_Document text_
━━━━━━━━━━━━━━━━━━━━
Similarly, in either case there is less than a full GCD at the end of the cast sequence, but if you time it well, an instant cast will get its healing out before the Bathed in Light fades. I would consider Wild Growth here (although NS/HT or NS/Regrowth are also contenders). The reason I suggest Wild Growth is that it will assist with the raid healing, which is not something you can entirely ignore. One Wild Growth in each Sun Breath is likely to keep your raid safe without requiring much further attention, since very little raid damage goes out if the Day phase is handled well by your tanks and DPS.

So, how do the two strategies stack up? See the table below:

Bathed in Light Healing Strategies
Strategy Base Healing Spell Power Coefficient
Strategy 1 1,533,321 143.5*SP
Strategy 2 1,145,621 105.9*SP

Note that I have not included the guaranteed Living Seeds from the glyphed Regrowths in the above calculations, since I am not certain that Tsulong should get damaged enough to use up the Living Seed before it expires. If the boss does take damage, though, you will see even more healing out of Strategy 1, since the Living Seed was applied based upon the size of the Regrowth.

I have included 5 ticks of the Swiftmend/Efflorescence effect, since in all my trials that is how many I averaged during a Bathed in Light window. The HoT continues ticking after Bathed in Light fades, but is not boosted, so I have not counted the final HoT ticks in this analysis. This affects both Strategies equally.

What To Do Between Breaths

This is largely up to you. There’s no real need to put as much effort into maximising this healing as there is in maximising your Bathed in Light healing throughput. I’d recommend casting mostly Healing Touch, because the slow cast time means it doesn’t drain your mana quite as quickly as Regrowth does, and a large part of Regrowth’s superiority over Healing Touch is in its Living Seed, which does not necessarily get triggered during the encounter.
━━━━━━━━━━━━━━━━━━━━
_Source excerpt_
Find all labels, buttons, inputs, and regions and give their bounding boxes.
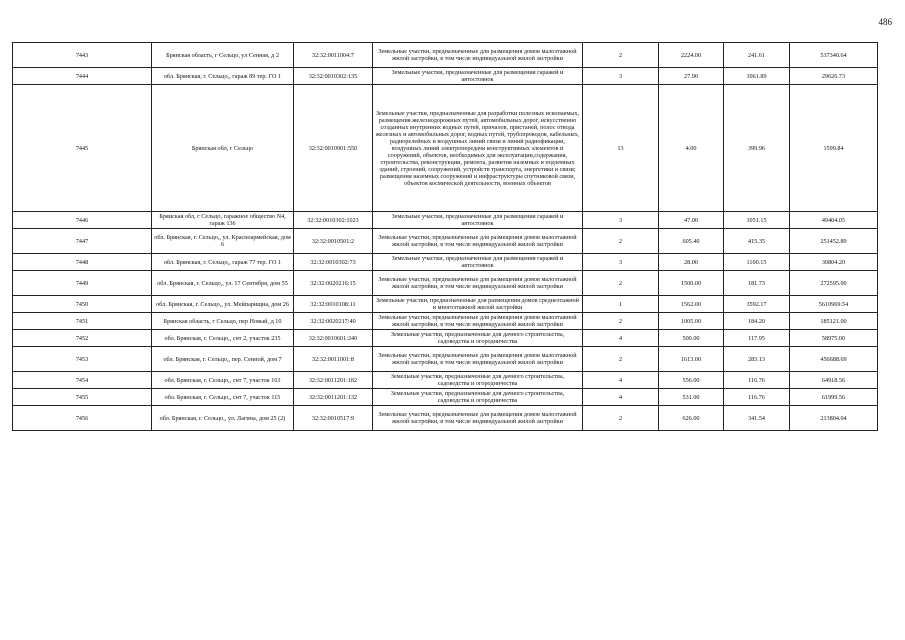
━━━━━━━━━━━━━━━━━━━━
_Problems and tasks_
a. In the Tsulong healing text, how many ticks of the Swiftmend/Efflorescence effect are included in the calculations?
b. From the Tsulong healing text, reproduce the passage from "This is largely" to "during the encounter." verbatim.

_Worked solutions_
a. Five ticks.

b.
This is largely up to you. There’s no real need to put as much effort into maximising this healing as there is in maximising your Bathed in Light healing throughput. I’d recommend casting mostly Healing Touch, because the slow cast time means it doesn’t drain your mana quite as quickly as Regrowth does, and a large part of Regrowth’s superiority over Healing Touch is in its Living Seed, which does not necessarily get triggered during the encounter.